Dataset entries on figures
__________________________________________________

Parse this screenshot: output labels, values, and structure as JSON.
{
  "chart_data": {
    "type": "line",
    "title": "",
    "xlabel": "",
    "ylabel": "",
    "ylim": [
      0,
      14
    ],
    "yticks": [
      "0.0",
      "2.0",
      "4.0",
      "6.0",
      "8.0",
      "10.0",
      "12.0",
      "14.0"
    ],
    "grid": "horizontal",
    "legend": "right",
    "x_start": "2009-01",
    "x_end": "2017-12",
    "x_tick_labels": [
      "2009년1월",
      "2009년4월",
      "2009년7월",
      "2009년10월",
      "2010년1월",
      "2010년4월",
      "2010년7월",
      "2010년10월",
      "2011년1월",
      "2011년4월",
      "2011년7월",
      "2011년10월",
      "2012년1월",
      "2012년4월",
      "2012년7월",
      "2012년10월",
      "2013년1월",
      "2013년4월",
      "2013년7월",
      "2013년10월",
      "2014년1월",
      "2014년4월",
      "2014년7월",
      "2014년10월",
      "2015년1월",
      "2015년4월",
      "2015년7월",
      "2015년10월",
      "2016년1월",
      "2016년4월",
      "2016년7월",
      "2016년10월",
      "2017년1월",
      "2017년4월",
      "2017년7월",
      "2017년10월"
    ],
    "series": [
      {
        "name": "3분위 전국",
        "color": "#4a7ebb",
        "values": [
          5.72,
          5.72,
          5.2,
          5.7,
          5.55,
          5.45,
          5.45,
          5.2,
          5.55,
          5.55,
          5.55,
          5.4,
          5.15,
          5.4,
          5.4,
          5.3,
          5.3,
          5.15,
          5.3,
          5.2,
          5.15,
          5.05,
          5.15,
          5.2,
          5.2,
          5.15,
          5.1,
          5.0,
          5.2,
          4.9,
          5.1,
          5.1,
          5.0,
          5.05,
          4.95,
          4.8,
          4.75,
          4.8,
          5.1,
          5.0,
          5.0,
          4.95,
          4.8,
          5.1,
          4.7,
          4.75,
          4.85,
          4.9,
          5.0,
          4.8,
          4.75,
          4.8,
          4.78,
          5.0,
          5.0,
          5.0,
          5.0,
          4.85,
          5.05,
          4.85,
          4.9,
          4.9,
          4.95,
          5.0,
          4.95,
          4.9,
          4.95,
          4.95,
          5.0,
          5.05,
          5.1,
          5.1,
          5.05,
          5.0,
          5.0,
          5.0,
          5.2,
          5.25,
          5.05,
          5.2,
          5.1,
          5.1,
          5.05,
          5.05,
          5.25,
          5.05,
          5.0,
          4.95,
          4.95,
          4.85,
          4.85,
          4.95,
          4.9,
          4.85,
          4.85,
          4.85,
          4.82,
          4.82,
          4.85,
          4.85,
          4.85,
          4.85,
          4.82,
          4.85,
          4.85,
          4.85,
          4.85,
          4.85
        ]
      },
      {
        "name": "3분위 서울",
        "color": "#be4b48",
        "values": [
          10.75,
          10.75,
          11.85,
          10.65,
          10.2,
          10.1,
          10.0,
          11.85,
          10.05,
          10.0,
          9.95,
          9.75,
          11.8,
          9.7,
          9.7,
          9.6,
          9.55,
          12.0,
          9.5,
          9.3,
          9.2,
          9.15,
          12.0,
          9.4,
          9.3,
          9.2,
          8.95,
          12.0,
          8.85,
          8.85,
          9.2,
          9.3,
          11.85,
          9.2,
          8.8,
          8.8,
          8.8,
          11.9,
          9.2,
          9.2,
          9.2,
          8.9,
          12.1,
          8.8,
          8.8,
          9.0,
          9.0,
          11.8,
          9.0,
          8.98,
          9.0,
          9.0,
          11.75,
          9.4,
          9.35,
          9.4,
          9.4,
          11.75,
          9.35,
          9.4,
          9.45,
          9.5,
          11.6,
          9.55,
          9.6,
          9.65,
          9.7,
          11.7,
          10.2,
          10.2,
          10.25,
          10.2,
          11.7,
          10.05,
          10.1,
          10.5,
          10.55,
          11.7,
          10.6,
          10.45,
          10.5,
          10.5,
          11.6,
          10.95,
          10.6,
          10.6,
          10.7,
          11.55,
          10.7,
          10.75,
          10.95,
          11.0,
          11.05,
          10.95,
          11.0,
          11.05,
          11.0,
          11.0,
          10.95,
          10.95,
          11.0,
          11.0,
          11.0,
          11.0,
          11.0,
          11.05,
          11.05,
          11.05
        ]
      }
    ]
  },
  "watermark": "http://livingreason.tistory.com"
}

__________________________________________________

**What you should do**. Repeat the entries shown above, every one, word for word.

**Written response**.
Parse this screenshot: output labels, values, and structure as JSON.
{
  "chart_data": {
    "type": "line",
    "title": "",
    "xlabel": "",
    "ylabel": "",
    "ylim": [
      0,
      14
    ],
    "yticks": [
      "0.0",
      "2.0",
      "4.0",
      "6.0",
      "8.0",
      "10.0",
      "12.0",
      "14.0"
    ],
    "grid": "horizontal",
    "legend": "right",
    "x_start": "2009-01",
    "x_end": "2017-12",
    "x_tick_labels": [
      "2009년1월",
      "2009년4월",
      "2009년7월",
      "2009년10월",
      "2010년1월",
      "2010년4월",
      "2010년7월",
      "2010년10월",
      "2011년1월",
      "2011년4월",
      "2011년7월",
      "2011년10월",
      "2012년1월",
      "2012년4월",
      "2012년7월",
      "2012년10월",
      "2013년1월",
      "2013년4월",
      "2013년7월",
      "2013년10월",
      "2014년1월",
      "2014년4월",
      "2014년7월",
      "2014년10월",
      "2015년1월",
      "2015년4월",
      "2015년7월",
      "2015년10월",
      "2016년1월",
      "2016년4월",
      "2016년7월",
      "2016년10월",
      "2017년1월",
      "2017년4월",
      "2017년7월",
      "2017년10월"
    ],
    "series": [
      {
        "name": "3분위 전국",
        "color": "#4a7ebb",
        "values": [
          5.72,
          5.72,
          5.2,
          5.7,
          5.55,
          5.45,
          5.45,
          5.2,
          5.55,
          5.55,
          5.55,
          5.4,
          5.15,
          5.4,
          5.4,
          5.3,
          5.3,
          5.15,
          5.3,
          5.2,
          5.15,
          5.05,
          5.15,
          5.2,
          5.2,
          5.15,
          5.1,
          5.0,
          5.2,
          4.9,
          5.1,
          5.1,
          5.0,
          5.05,
          4.95,
          4.8,
          4.75,
          4.8,
          5.1,
          5.0,
          5.0,
          4.95,
          4.8,
          5.1,
          4.7,
          4.75,
          4.85,
          4.9,
          5.0,
          4.8,
          4.75,
          4.8,
          4.78,
          5.0,
          5.0,
          5.0,
          5.0,
          4.85,
          5.05,
          4.85,
          4.9,
          4.9,
          4.95,
          5.0,
          4.95,
          4.9,
          4.95,
          4.95,
          5.0,
          5.05,
          5.1,
          5.1,
          5.05,
          5.0,
          5.0,
          5.0,
          5.2,
          5.25,
          5.05,
          5.2,
          5.1,
          5.1,
          5.05,
          5.05,
          5.25,
          5.05,
          5.0,
          4.95,
          4.95,
          4.85,
          4.85,
          4.95,
          4.9,
          4.85,
          4.85,
          4.85,
          4.82,
          4.82,
          4.85,
          4.85,
          4.85,
          4.85,
          4.82,
          4.85,
          4.85,
          4.85,
          4.85,
          4.85
        ]
      },
      {
        "name": "3분위 서울",
        "color": "#be4b48",
        "values": [
          10.75,
          10.75,
          11.85,
          10.65,
          10.2,
          10.1,
          10.0,
          11.85,
          10.05,
          10.0,
          9.95,
          9.75,
          11.8,
          9.7,
          9.7,
          9.6,
          9.55,
          12.0,
          9.5,
          9.3,
          9.2,
          9.15,
          12.0,
          9.4,
          9.3,
          9.2,
          8.95,
          12.0,
          8.85,
          8.85,
          9.2,
          9.3,
          11.85,
          9.2,
          8.8,
          8.8,
          8.8,
          11.9,
          9.2,
          9.2,
          9.2,
          8.9,
          12.1,
          8.8,
          8.8,
          9.0,
          9.0,
          11.8,
          9.0,
          8.98,
          9.0,
          9.0,
          11.75,
          9.4,
          9.35,
          9.4,
          9.4,
          11.75,
          9.35,
          9.4,
          9.45,
          9.5,
          11.6,
          9.55,
          9.6,
          9.65,
          9.7,
          11.7,
          10.2,
          10.2,
          10.25,
          10.2,
          11.7,
          10.05,
          10.1,
          10.5,
          10.55,
          11.7,
          10.6,
          10.45,
          10.5,
          10.5,
          11.6,
          10.95,
          10.6,
          10.6,
          10.7,
          11.55,
          10.7,
          10.75,
          10.95,
          11.0,
          11.05,
          10.95,
          11.0,
          11.05,
          11.0,
          11.0,
          10.95,
          10.95,
          11.0,
          11.0,
          11.0,
          11.0,
          11.0,
          11.05,
          11.05,
          11.05
        ]
      }
    ]
  },
  "watermark": "http://livingreason.tistory.com"
}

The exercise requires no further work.